§ **Work to do**
Images are not part of the copy; transcribe all the data exactly.

--- Data supplied ---

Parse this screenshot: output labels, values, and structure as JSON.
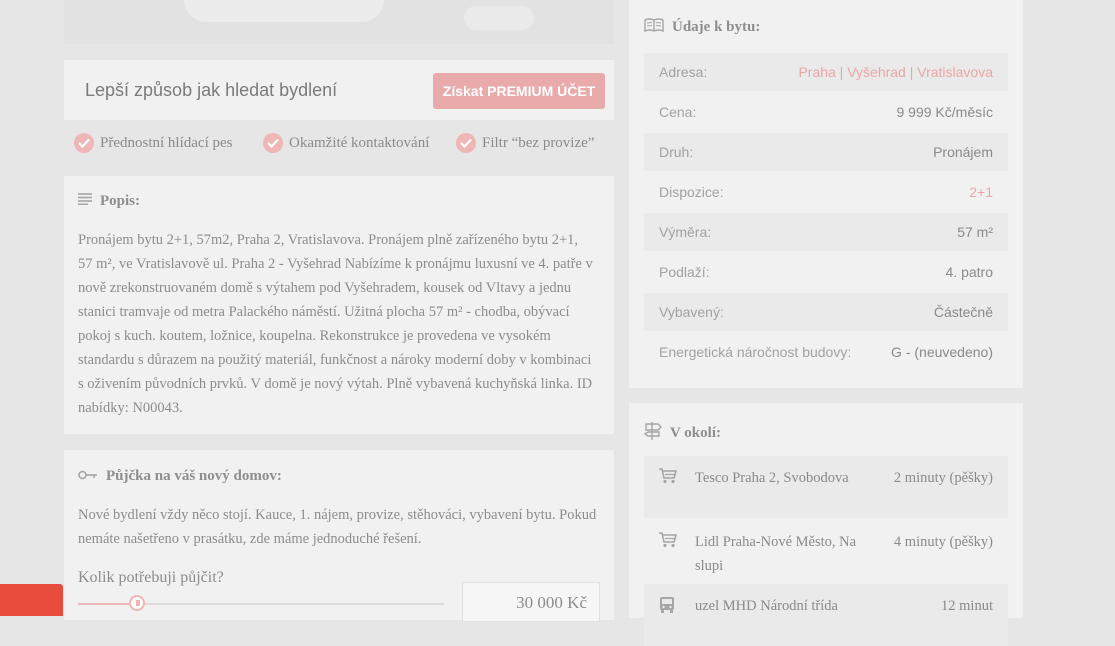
{
  "premium": {
    "title": "Lepší způsob jak hledat bydlení",
    "button": "Získat PREMIUM ÚČET",
    "features": [
      "Přednostní hlídací pes",
      "Okamžité kontaktování",
      "Filtr “bez provize”"
    ]
  },
  "popis": {
    "heading": "Popis:",
    "text": "Pronájem bytu 2+1, 57m2, Praha 2, Vratislavova. Pronájem plně zařízeného bytu 2+1, 57 m², ve Vratislavově ul. Praha 2 - Vyšehrad Nabízíme k pronájmu luxusní ve 4. patře v nově zrekonstruovaném domě s výtahem pod Vyšehradem, kousek od Vltavy a jednu stanici tramvaje od metra Palackého náměstí. Užitná plocha 57 m² - chodba, obývací pokoj s kuch. koutem, ložnice, koupelna. Rekonstrukce je provedena ve vysokém standardu s důrazem na použitý materiál, funkčnost a nároky moderní doby v kombinaci s oživením původních prvků. V domě je nový výtah. Plně vybavená kuchyňská linka. ID nabídky: N00043."
  },
  "loan": {
    "heading": "Půjčka na váš nový domov:",
    "text": "Nové bydlení vždy něco stojí. Kauce, 1. nájem, provize, stěhováci, vybavení bytu. Pokud nemáte našetřeno v prasátku, zde máme jednoduché řešení.",
    "question": "Kolik potřebuji půjčit?",
    "amount": "30 000 Kč",
    "slider_fraction": 0.16
  },
  "udaje": {
    "heading": "Údaje k bytu:",
    "rows": [
      {
        "label": "Adresa:",
        "value": "Praha | Vyšehrad | Vratislavova"
      },
      {
        "label": "Cena:",
        "value": "9 999 Kč/měsíc"
      },
      {
        "label": "Druh:",
        "value": "Pronájem"
      },
      {
        "label": "Dispozice:",
        "value": "2+1"
      },
      {
        "label": "Výměra:",
        "value": "57 m²"
      },
      {
        "label": "Podlaží:",
        "value": "4. patro"
      },
      {
        "label": "Vybavený:",
        "value": "Částečně"
      },
      {
        "label": "Energetická náročnost budovy:",
        "value": "G - (neuvedeno)"
      }
    ]
  },
  "okoli": {
    "heading": "V okolí:",
    "items": [
      {
        "icon": "cart-icon",
        "name": "Tesco Praha 2, Svobodova",
        "time": "2 minuty (pěšky)"
      },
      {
        "icon": "cart-icon",
        "name": "Lidl Praha-Nové Město, Na slupi",
        "time": "4 minuty (pěšky)"
      },
      {
        "icon": "bus-icon",
        "name": "uzel MHD Národní třída",
        "time": "12 minut"
      }
    ]
  },
  "colors": {
    "accent": "#e8aaaa",
    "accent_light": "#efb6b6",
    "red_tab": "#e74c3c"
  }
}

---

§ **Result of this task**
Parse this screenshot: output labels, values, and structure as JSON.
{
  "premium": {
    "title": "Lepší způsob jak hledat bydlení",
    "button": "Získat PREMIUM ÚČET",
    "features": [
      "Přednostní hlídací pes",
      "Okamžité kontaktování",
      "Filtr “bez provize”"
    ]
  },
  "popis": {
    "heading": "Popis:",
    "text": "Pronájem bytu 2+1, 57m2, Praha 2, Vratislavova. Pronájem plně zařízeného bytu 2+1, 57 m², ve Vratislavově ul. Praha 2 - Vyšehrad Nabízíme k pronájmu luxusní ve 4. patře v nově zrekonstruovaném domě s výtahem pod Vyšehradem, kousek od Vltavy a jednu stanici tramvaje od metra Palackého náměstí. Užitná plocha 57 m² - chodba, obývací pokoj s kuch. koutem, ložnice, koupelna. Rekonstrukce je provedena ve vysokém standardu s důrazem na použitý materiál, funkčnost a nároky moderní doby v kombinaci s oživením původních prvků. V domě je nový výtah. Plně vybavená kuchyňská linka. ID nabídky: N00043."
  },
  "loan": {
    "heading": "Půjčka na váš nový domov:",
    "text": "Nové bydlení vždy něco stojí. Kauce, 1. nájem, provize, stěhováci, vybavení bytu. Pokud nemáte našetřeno v prasátku, zde máme jednoduché řešení.",
    "question": "Kolik potřebuji půjčit?",
    "amount": "30 000 Kč",
    "slider_fraction": 0.16
  },
  "udaje": {
    "heading": "Údaje k bytu:",
    "rows": [
      {
        "label": "Adresa:",
        "value": "Praha | Vyšehrad | Vratislavova"
      },
      {
        "label": "Cena:",
        "value": "9 999 Kč/měsíc"
      },
      {
        "label": "Druh:",
        "value": "Pronájem"
      },
      {
        "label": "Dispozice:",
        "value": "2+1"
      },
      {
        "label": "Výměra:",
        "value": "57 m²"
      },
      {
        "label": "Podlaží:",
        "value": "4. patro"
      },
      {
        "label": "Vybavený:",
        "value": "Částečně"
      },
      {
        "label": "Energetická náročnost budovy:",
        "value": "G - (neuvedeno)"
      }
    ]
  },
  "okoli": {
    "heading": "V okolí:",
    "items": [
      {
        "icon": "cart-icon",
        "name": "Tesco Praha 2, Svobodova",
        "time": "2 minuty (pěšky)"
      },
      {
        "icon": "cart-icon",
        "name": "Lidl Praha-Nové Město, Na slupi",
        "time": "4 minuty (pěšky)"
      },
      {
        "icon": "bus-icon",
        "name": "uzel MHD Národní třída",
        "time": "12 minut"
      }
    ]
  },
  "colors": {
    "accent": "#e8aaaa",
    "accent_light": "#efb6b6",
    "red_tab": "#e74c3c"
  }
}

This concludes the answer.